:: Set task ::
Each line containing the word "percent" must be collected.

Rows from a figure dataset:
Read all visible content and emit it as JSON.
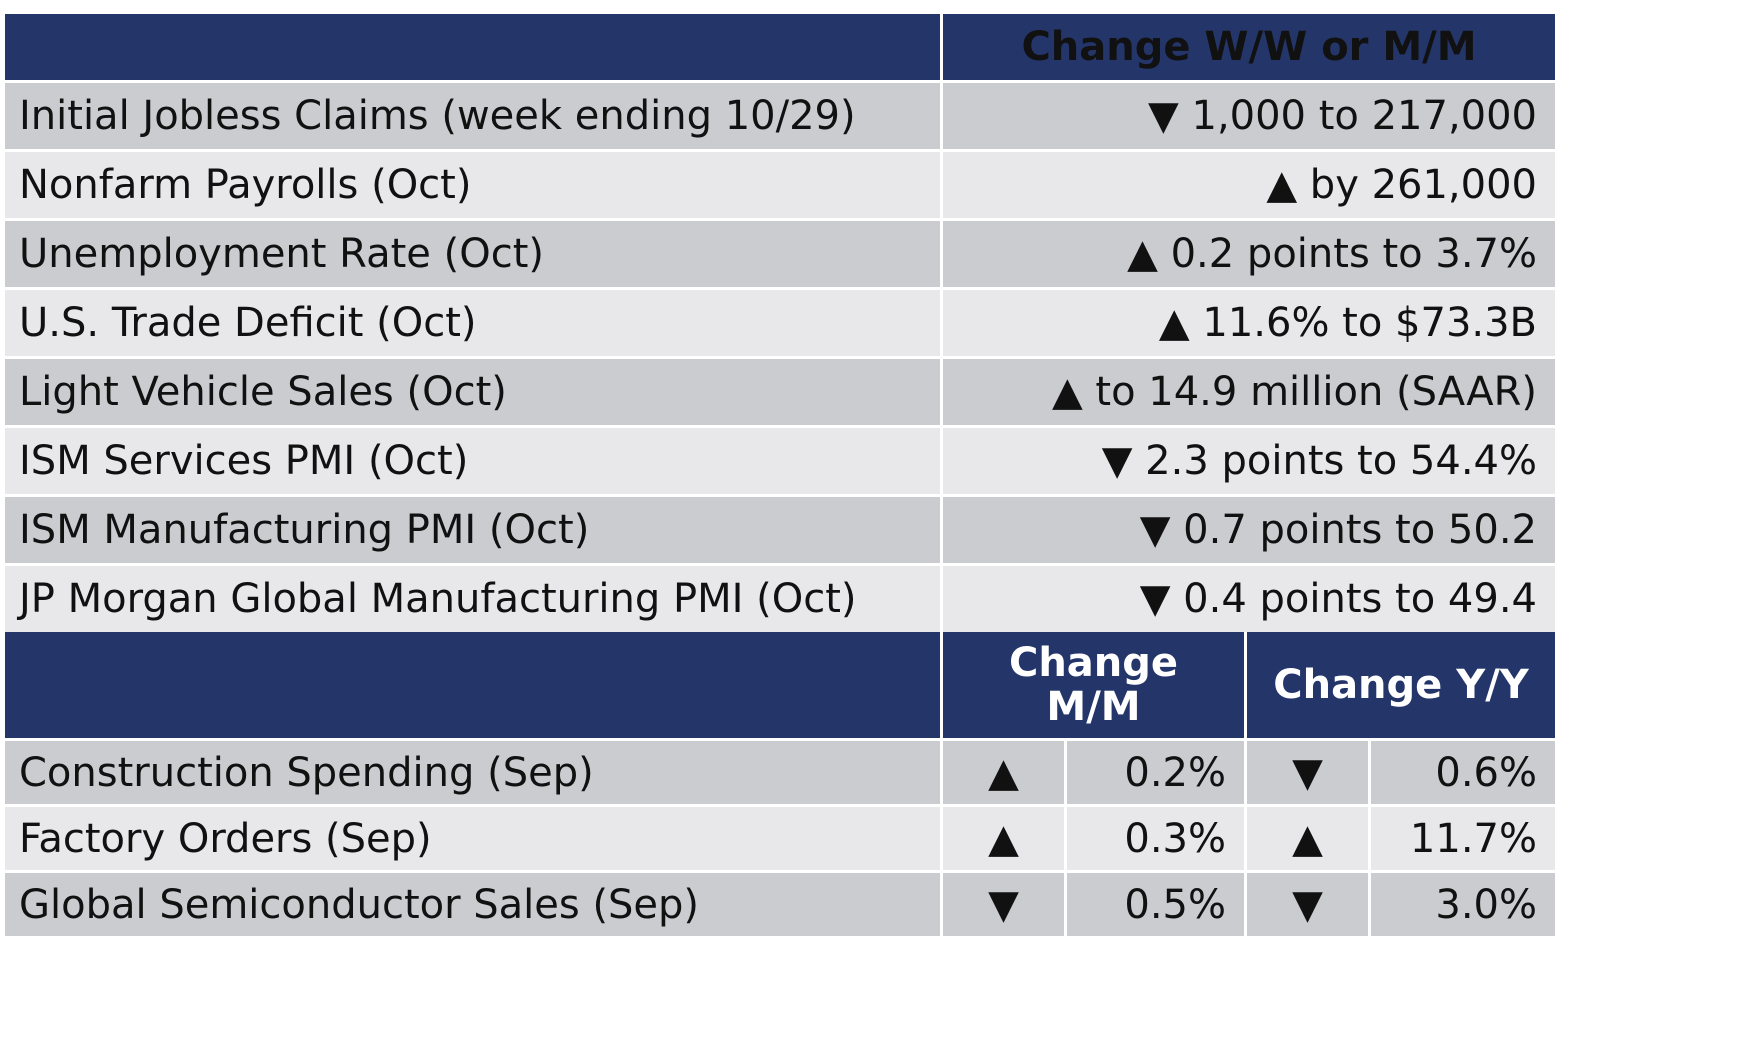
{
  "top_header": {
    "col1": "",
    "col2": "Change W/W or M/M"
  },
  "weekly_rows": [
    {
      "label": "Initial Jobless Claims (week ending 10/29)",
      "value": "▼ 1,000 to 217,000"
    },
    {
      "label": "Nonfarm Payrolls (Oct)",
      "value": "▲ by 261,000"
    },
    {
      "label": "Unemployment Rate (Oct)",
      "value": "▲ 0.2 points to 3.7%"
    },
    {
      "label": "U.S. Trade Deficit (Oct)",
      "value": "▲ 11.6% to $73.3B"
    },
    {
      "label": "Light Vehicle Sales (Oct)",
      "value": "▲ to 14.9 million (SAAR)"
    },
    {
      "label": "ISM Services PMI (Oct)",
      "value": "▼ 2.3 points to 54.4%"
    },
    {
      "label": "ISM Manufacturing PMI (Oct)",
      "value": "▼ 0.7 points to 50.2"
    },
    {
      "label": "JP Morgan Global Manufacturing PMI (Oct)",
      "value": "▼ 0.4 points to 49.4"
    }
  ],
  "bottom_header": {
    "col1": "",
    "mm_line1": "Change",
    "mm_line2": "M/M",
    "yy": "Change Y/Y"
  },
  "monthly_rows": [
    {
      "label": "Construction Spending (Sep)",
      "mm_arrow": "▲",
      "mm_value": "0.2%",
      "yy_arrow": "▼",
      "yy_value": "0.6%"
    },
    {
      "label": "Factory Orders (Sep)",
      "mm_arrow": "▲",
      "mm_value": "0.3%",
      "yy_arrow": "▲",
      "yy_value": "11.7%"
    },
    {
      "label": "Global Semiconductor Sales (Sep)",
      "mm_arrow": "▼",
      "mm_value": "0.5%",
      "yy_arrow": "▼",
      "yy_value": "3.0%"
    }
  ],
  "colors": {
    "header_bg": "#24356a",
    "row_dark": "#cbccd0",
    "row_light": "#e8e8ea"
  }
}
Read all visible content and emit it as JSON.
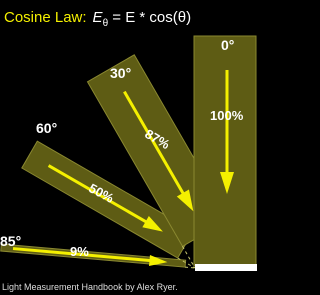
{
  "title": {
    "label": "Cosine Law:",
    "formula_base": "E",
    "formula_sub": "θ",
    "formula_rest": " = E * cos(θ)"
  },
  "beams": [
    {
      "angle": "0°",
      "percent": "100%"
    },
    {
      "angle": "30°",
      "percent": "87%"
    },
    {
      "angle": "60°",
      "percent": "50%"
    },
    {
      "angle": "85°",
      "percent": "9%"
    }
  ],
  "caption": "Light Measurement Handbook by Alex Ryer."
}
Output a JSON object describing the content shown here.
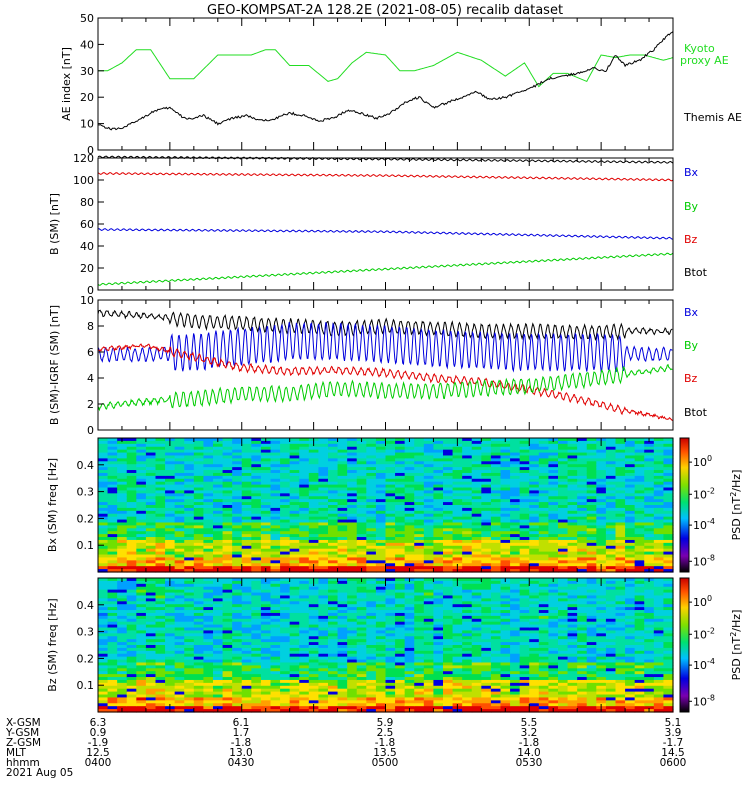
{
  "title": "GEO-KOMPSAT-2A 128.2E (2021-08-05) recalib dataset",
  "colors": {
    "black": "#000000",
    "red": "#e00000",
    "green": "#00cc00",
    "blue": "#0000dd",
    "kyoto": "#22dd22"
  },
  "time_axis": {
    "rows": [
      {
        "label": "X-GSM",
        "values": [
          "6.3",
          "6.1",
          "5.9",
          "5.5",
          "5.1"
        ]
      },
      {
        "label": "Y-GSM",
        "values": [
          "0.9",
          "1.7",
          "2.5",
          "3.2",
          "3.9"
        ]
      },
      {
        "label": "Z-GSM",
        "values": [
          "-1.9",
          "-1.8",
          "-1.8",
          "-1.8",
          "-1.7"
        ]
      },
      {
        "label": "MLT",
        "values": [
          "12.5",
          "13.0",
          "13.5",
          "14.0",
          "14.5"
        ]
      },
      {
        "label": "hhmm",
        "values": [
          "0400",
          "0430",
          "0500",
          "0530",
          "0600"
        ]
      }
    ],
    "date": "2021 Aug 05"
  },
  "chart_data": [
    {
      "type": "line",
      "ylabel": "AE index [nT]",
      "ylim": [
        0,
        50
      ],
      "yticks": [
        "0",
        "10",
        "20",
        "30",
        "40",
        "50"
      ],
      "series": [
        {
          "name": "Kyoto proxy AE",
          "color": "#22dd22",
          "x": [
            0,
            4,
            10,
            16,
            22,
            30,
            40,
            50,
            58,
            64,
            70,
            74,
            80,
            88,
            96,
            100,
            106,
            112,
            120,
            126,
            132,
            140,
            150,
            160,
            170,
            178,
            184,
            190,
            196,
            204,
            210,
            216,
            222,
            228,
            232,
            236,
            240
          ],
          "values": [
            30,
            30,
            33,
            38,
            38,
            27,
            27,
            36,
            36,
            36,
            38,
            38,
            32,
            32,
            26,
            27,
            33,
            37,
            36,
            30,
            30,
            32,
            37,
            34,
            28,
            33,
            24,
            29,
            29,
            26,
            36,
            35,
            36,
            36,
            35,
            34,
            35
          ]
        },
        {
          "name": "Themis AE",
          "color": "#000000",
          "x": [
            0,
            2,
            5,
            8,
            12,
            18,
            24,
            30,
            36,
            40,
            44,
            50,
            56,
            62,
            68,
            74,
            80,
            86,
            92,
            98,
            104,
            110,
            116,
            122,
            128,
            134,
            140,
            146,
            152,
            158,
            164,
            170,
            176,
            182,
            188,
            194,
            200,
            206,
            212,
            216,
            220,
            226,
            232,
            236,
            240
          ],
          "values": [
            10,
            9,
            8,
            8,
            9,
            12,
            15,
            16,
            12,
            12,
            13,
            10,
            12,
            13,
            11,
            12,
            14,
            13,
            11,
            12,
            15,
            14,
            12,
            14,
            18,
            20,
            16,
            18,
            20,
            22,
            19,
            20,
            22,
            24,
            27,
            28,
            29,
            31,
            30,
            36,
            32,
            34,
            38,
            42,
            45
          ]
        }
      ],
      "legend": [
        "Kyoto",
        "proxy AE",
        "Themis AE"
      ]
    },
    {
      "type": "line",
      "ylabel": "B (SM) [nT]",
      "ylim": [
        0,
        120
      ],
      "yticks": [
        "0",
        "20",
        "40",
        "60",
        "80",
        "100",
        "120"
      ],
      "series": [
        {
          "name": "Btot",
          "color": "#000000",
          "x": [
            0,
            120,
            240
          ],
          "values": [
            121,
            119,
            116
          ]
        },
        {
          "name": "Bx",
          "color": "#0000dd",
          "x": [
            0,
            120,
            240
          ],
          "values": [
            55,
            53,
            47
          ]
        },
        {
          "name": "Bz",
          "color": "#e00000",
          "x": [
            0,
            120,
            240
          ],
          "values": [
            106,
            104,
            100
          ]
        },
        {
          "name": "By",
          "color": "#00cc00",
          "x": [
            0,
            120,
            240
          ],
          "values": [
            5,
            19,
            33
          ]
        }
      ],
      "legend": [
        "Bx",
        "By",
        "Bz",
        "Btot"
      ]
    },
    {
      "type": "line",
      "ylabel": "B (SM)-IGRF (SM) [nT]",
      "ylim": [
        0,
        10
      ],
      "yticks": [
        "0",
        "2",
        "4",
        "6",
        "8",
        "10"
      ],
      "series": [
        {
          "name": "Btot",
          "color": "#000000",
          "x": [
            0,
            20,
            40,
            60,
            80,
            100,
            120,
            140,
            160,
            180,
            200,
            220,
            240
          ],
          "values": [
            9.0,
            8.8,
            8.4,
            8.2,
            8.0,
            7.8,
            8.0,
            7.8,
            7.6,
            7.6,
            7.5,
            7.6,
            7.6
          ]
        },
        {
          "name": "Bx",
          "color": "#0000dd",
          "x": [
            0,
            20,
            40,
            60,
            80,
            100,
            120,
            140,
            160,
            180,
            200,
            220,
            240
          ],
          "values": [
            5.8,
            5.8,
            6.0,
            6.4,
            6.8,
            6.8,
            6.6,
            6.3,
            6.1,
            6.0,
            6.0,
            5.9,
            5.8
          ]
        },
        {
          "name": "Bz",
          "color": "#e00000",
          "x": [
            0,
            20,
            40,
            60,
            80,
            100,
            120,
            140,
            160,
            180,
            200,
            220,
            240
          ],
          "values": [
            6.2,
            6.5,
            5.6,
            4.8,
            4.5,
            4.6,
            4.4,
            4.0,
            3.7,
            3.1,
            2.4,
            1.5,
            0.8
          ]
        },
        {
          "name": "By",
          "color": "#00cc00",
          "x": [
            0,
            20,
            40,
            60,
            80,
            100,
            120,
            140,
            160,
            180,
            200,
            220,
            240
          ],
          "values": [
            1.8,
            2.2,
            2.4,
            2.8,
            2.8,
            3.2,
            3.0,
            3.0,
            3.2,
            3.4,
            3.8,
            4.3,
            4.8
          ]
        }
      ],
      "legend": [
        "Bx",
        "By",
        "Bz",
        "Btot"
      ]
    },
    {
      "type": "heatmap",
      "ylabel": "Bx (SM) freq [Hz]",
      "ylim": [
        0,
        0.5
      ],
      "yticks": [
        "0.1",
        "0.2",
        "0.3",
        "0.4"
      ],
      "colorbar": {
        "label": "PSD [nT^2/Hz]",
        "ticks": [
          "10^0",
          "10^-2",
          "10^-4",
          "10^-8"
        ]
      }
    },
    {
      "type": "heatmap",
      "ylabel": "Bz (SM) freq [Hz]",
      "ylim": [
        0,
        0.5
      ],
      "yticks": [
        "0.1",
        "0.2",
        "0.3",
        "0.4"
      ],
      "colorbar": {
        "label": "PSD [nT^2/Hz]",
        "ticks": [
          "10^0",
          "10^-2",
          "10^-4",
          "10^-8"
        ]
      }
    }
  ]
}
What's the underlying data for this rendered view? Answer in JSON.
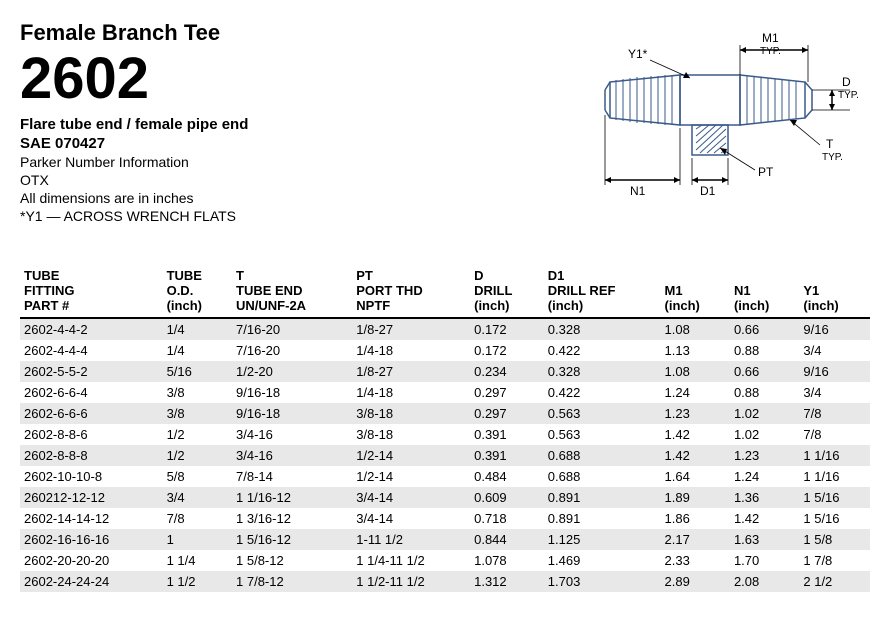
{
  "header": {
    "title": "Female Branch Tee",
    "part_number": "2602",
    "subtitle": "Flare tube end / female pipe end",
    "sae": "SAE 070427",
    "info1": "Parker Number Information",
    "info2": "OTX",
    "info3": "All dimensions are in inches",
    "info4": "*Y1 — ACROSS WRENCH FLATS"
  },
  "diagram": {
    "labels": {
      "y1": "Y1*",
      "m1": "M1",
      "typ1": "TYP.",
      "d": "D",
      "typ2": "TYP.",
      "t": "T",
      "typ3": "TYP.",
      "pt": "PT",
      "n1": "N1",
      "d1": "D1"
    },
    "stroke_color": "#3a5a8a",
    "hatch_color": "#3a5a8a",
    "text_color": "#000000"
  },
  "table": {
    "columns": [
      {
        "h1": "TUBE",
        "h2": "FITTING",
        "h3": "PART #"
      },
      {
        "h1": "TUBE",
        "h2": "O.D.",
        "h3": "(inch)"
      },
      {
        "h1": "T",
        "h2": "TUBE END",
        "h3": "UN/UNF-2A"
      },
      {
        "h1": "PT",
        "h2": "PORT THD",
        "h3": "NPTF"
      },
      {
        "h1": "D",
        "h2": "DRILL",
        "h3": "(inch)"
      },
      {
        "h1": "D1",
        "h2": "DRILL REF",
        "h3": "(inch)"
      },
      {
        "h1": "M1",
        "h2": "(inch)",
        "h3": ""
      },
      {
        "h1": "N1",
        "h2": "(inch)",
        "h3": ""
      },
      {
        "h1": "Y1",
        "h2": "(inch)",
        "h3": ""
      }
    ],
    "rows": [
      [
        "2602-4-4-2",
        "1/4",
        "7/16-20",
        "1/8-27",
        "0.172",
        "0.328",
        "1.08",
        "0.66",
        "9/16"
      ],
      [
        "2602-4-4-4",
        "1/4",
        "7/16-20",
        "1/4-18",
        "0.172",
        "0.422",
        "1.13",
        "0.88",
        "3/4"
      ],
      [
        "2602-5-5-2",
        "5/16",
        "1/2-20",
        "1/8-27",
        "0.234",
        "0.328",
        "1.08",
        "0.66",
        "9/16"
      ],
      [
        "2602-6-6-4",
        "3/8",
        "9/16-18",
        "1/4-18",
        "0.297",
        "0.422",
        "1.24",
        "0.88",
        "3/4"
      ],
      [
        "2602-6-6-6",
        "3/8",
        "9/16-18",
        "3/8-18",
        "0.297",
        "0.563",
        "1.23",
        "1.02",
        "7/8"
      ],
      [
        "2602-8-8-6",
        "1/2",
        "3/4-16",
        "3/8-18",
        "0.391",
        "0.563",
        "1.42",
        "1.02",
        "7/8"
      ],
      [
        "2602-8-8-8",
        "1/2",
        "3/4-16",
        "1/2-14",
        "0.391",
        "0.688",
        "1.42",
        "1.23",
        "1 1/16"
      ],
      [
        "2602-10-10-8",
        "5/8",
        "7/8-14",
        "1/2-14",
        "0.484",
        "0.688",
        "1.64",
        "1.24",
        "1 1/16"
      ],
      [
        "260212-12-12",
        "3/4",
        "1 1/16-12",
        "3/4-14",
        "0.609",
        "0.891",
        "1.89",
        "1.36",
        "1 5/16"
      ],
      [
        "2602-14-14-12",
        "7/8",
        "1 3/16-12",
        "3/4-14",
        "0.718",
        "0.891",
        "1.86",
        "1.42",
        "1 5/16"
      ],
      [
        "2602-16-16-16",
        "1",
        "1 5/16-12",
        "1-11 1/2",
        "0.844",
        "1.125",
        "2.17",
        "1.63",
        "1 5/8"
      ],
      [
        "2602-20-20-20",
        "1 1/4",
        "1 5/8-12",
        "1 1/4-11 1/2",
        "1.078",
        "1.469",
        "2.33",
        "1.70",
        "1 7/8"
      ],
      [
        "2602-24-24-24",
        "1 1/2",
        "1 7/8-12",
        "1 1/2-11 1/2",
        "1.312",
        "1.703",
        "2.89",
        "2.08",
        "2 1/2"
      ]
    ],
    "stripe_color": "#e8e8e8"
  }
}
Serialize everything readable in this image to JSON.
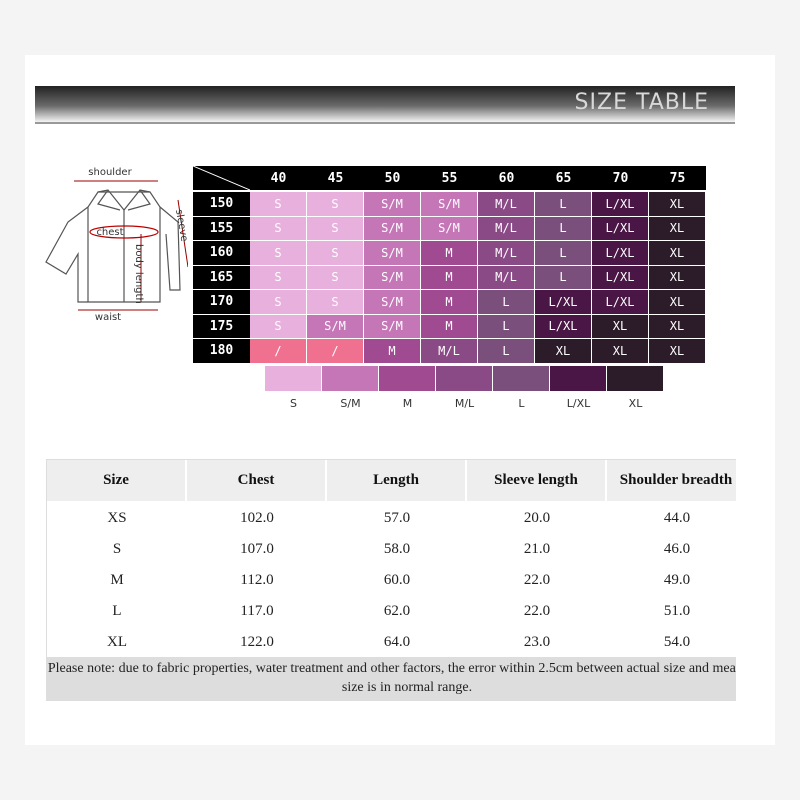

:: Output for this exercise ::
      "percent": "100%"
      "percent": "87%"
      "percent": "50%"
      "percent": "9%"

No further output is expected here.